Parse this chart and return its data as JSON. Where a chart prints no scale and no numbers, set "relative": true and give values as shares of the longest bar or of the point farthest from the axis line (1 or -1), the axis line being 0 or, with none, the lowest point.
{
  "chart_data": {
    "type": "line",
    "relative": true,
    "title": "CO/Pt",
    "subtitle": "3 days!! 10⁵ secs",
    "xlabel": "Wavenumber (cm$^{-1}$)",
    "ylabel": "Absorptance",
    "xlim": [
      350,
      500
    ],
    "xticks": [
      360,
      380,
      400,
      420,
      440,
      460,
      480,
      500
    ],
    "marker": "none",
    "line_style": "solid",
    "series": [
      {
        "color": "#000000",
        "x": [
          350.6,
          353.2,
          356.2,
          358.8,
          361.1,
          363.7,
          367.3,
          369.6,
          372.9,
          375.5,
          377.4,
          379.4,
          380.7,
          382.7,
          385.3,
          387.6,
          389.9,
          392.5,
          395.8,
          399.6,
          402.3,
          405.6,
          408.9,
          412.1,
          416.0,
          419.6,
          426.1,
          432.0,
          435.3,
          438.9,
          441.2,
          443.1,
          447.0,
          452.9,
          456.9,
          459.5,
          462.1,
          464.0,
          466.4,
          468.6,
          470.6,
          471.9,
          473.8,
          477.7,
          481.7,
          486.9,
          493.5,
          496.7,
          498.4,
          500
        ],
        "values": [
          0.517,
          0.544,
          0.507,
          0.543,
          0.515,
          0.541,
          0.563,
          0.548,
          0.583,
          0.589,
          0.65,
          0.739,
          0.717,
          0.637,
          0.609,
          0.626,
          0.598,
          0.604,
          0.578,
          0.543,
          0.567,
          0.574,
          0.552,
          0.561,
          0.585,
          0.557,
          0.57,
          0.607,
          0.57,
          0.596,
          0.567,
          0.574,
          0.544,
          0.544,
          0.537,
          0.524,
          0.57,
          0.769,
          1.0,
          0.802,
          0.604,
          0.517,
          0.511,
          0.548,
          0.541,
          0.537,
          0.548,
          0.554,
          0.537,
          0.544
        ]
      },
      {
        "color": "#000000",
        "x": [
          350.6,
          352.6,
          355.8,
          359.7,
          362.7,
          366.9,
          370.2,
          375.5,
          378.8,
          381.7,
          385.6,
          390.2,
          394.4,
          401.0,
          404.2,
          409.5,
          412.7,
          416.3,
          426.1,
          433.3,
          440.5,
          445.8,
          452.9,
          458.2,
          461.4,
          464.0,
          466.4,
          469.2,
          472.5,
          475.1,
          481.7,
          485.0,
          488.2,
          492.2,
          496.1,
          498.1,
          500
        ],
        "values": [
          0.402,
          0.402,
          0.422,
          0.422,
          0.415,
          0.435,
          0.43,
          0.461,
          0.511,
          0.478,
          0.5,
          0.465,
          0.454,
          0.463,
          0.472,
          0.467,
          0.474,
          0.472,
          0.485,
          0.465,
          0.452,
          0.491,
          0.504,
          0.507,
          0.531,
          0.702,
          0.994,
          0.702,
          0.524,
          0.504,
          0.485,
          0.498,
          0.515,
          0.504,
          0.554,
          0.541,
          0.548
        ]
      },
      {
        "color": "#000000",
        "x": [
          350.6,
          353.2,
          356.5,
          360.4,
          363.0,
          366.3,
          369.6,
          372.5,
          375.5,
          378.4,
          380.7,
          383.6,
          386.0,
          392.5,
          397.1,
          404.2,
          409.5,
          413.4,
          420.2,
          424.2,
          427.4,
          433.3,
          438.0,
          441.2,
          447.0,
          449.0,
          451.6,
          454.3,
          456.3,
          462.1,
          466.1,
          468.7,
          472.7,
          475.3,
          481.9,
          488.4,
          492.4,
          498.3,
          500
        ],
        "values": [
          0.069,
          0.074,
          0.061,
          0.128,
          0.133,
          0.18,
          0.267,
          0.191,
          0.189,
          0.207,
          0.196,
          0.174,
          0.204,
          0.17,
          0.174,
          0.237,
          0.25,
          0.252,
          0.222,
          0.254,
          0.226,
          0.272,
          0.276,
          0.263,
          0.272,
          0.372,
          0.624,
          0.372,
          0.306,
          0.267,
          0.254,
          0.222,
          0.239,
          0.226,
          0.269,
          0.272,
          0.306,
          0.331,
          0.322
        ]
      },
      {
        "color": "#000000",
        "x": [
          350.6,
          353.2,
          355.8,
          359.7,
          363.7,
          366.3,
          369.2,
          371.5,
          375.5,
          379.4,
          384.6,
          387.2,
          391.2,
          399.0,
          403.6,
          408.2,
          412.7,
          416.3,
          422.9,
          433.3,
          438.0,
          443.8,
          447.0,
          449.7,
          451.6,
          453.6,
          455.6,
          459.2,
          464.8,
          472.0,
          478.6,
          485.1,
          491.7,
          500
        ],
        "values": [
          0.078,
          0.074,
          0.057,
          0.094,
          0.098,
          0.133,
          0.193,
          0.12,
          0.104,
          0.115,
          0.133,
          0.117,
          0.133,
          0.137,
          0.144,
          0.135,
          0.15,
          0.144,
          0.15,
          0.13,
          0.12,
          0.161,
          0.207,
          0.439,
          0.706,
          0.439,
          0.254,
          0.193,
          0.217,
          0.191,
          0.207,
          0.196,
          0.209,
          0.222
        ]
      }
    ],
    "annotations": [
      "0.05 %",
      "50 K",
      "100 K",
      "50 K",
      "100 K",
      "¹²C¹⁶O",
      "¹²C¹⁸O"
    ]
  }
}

------------------------------------

**PROMPT**
Figure out how many lines above include the string "none", then report that number and nothing else.

**TASK SOLUTION**
2